- _Aim_:
In the records below, find each line containing the word "book" and copy it.

** start of Material supplied **

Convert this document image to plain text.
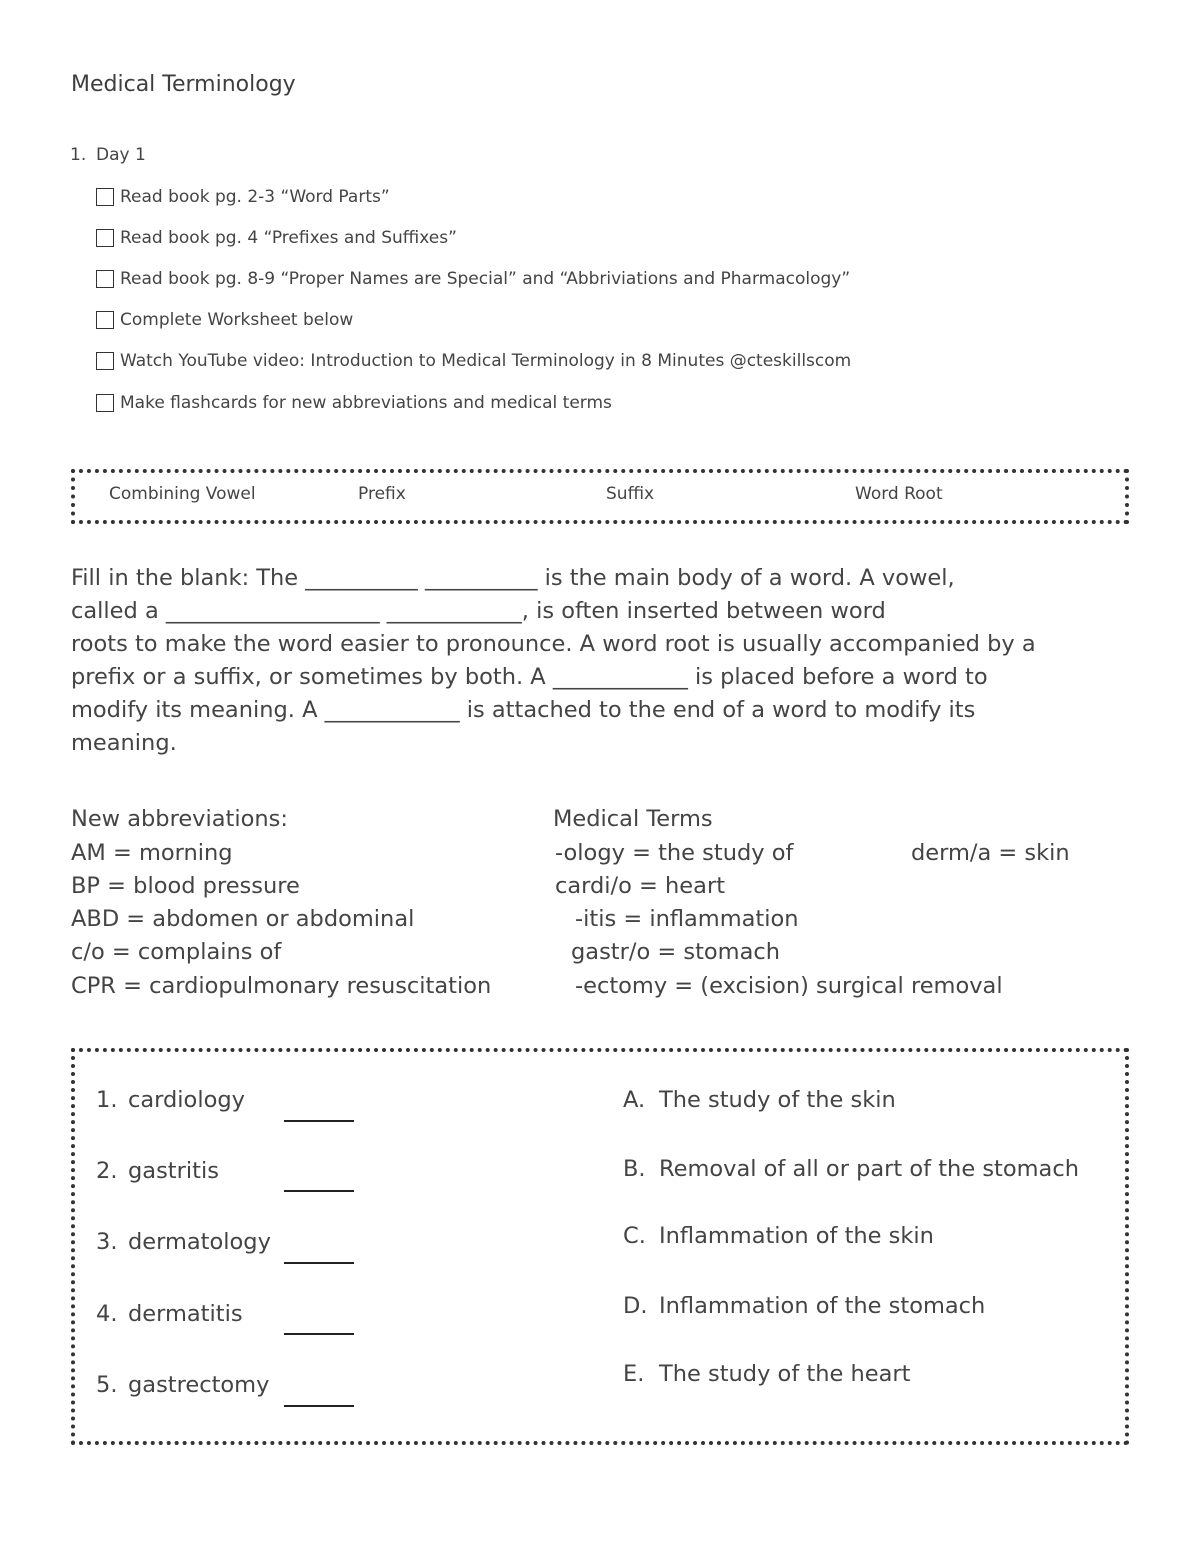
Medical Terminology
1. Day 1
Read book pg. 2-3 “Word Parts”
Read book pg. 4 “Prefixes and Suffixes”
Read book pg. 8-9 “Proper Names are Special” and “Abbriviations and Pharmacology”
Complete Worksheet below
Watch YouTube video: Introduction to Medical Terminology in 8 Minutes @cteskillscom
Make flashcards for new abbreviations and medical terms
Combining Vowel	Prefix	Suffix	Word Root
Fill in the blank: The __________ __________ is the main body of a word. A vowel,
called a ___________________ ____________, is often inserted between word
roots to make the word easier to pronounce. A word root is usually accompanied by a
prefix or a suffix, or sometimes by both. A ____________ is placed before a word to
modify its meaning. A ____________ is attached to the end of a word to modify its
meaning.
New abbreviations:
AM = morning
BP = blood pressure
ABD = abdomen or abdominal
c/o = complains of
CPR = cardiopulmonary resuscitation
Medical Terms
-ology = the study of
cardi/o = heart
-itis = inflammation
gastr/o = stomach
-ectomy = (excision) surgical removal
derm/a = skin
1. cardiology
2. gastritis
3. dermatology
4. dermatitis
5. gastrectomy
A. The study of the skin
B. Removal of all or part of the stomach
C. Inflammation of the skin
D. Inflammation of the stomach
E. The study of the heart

** end of Material supplied **

- _Answer below_:
Read book pg. 2-3 “Word Parts”
Read book pg. 4 “Prefixes and Suffixes”
Read book pg. 8-9 “Proper Names are Special” and “Abbriviations and Pharmacology”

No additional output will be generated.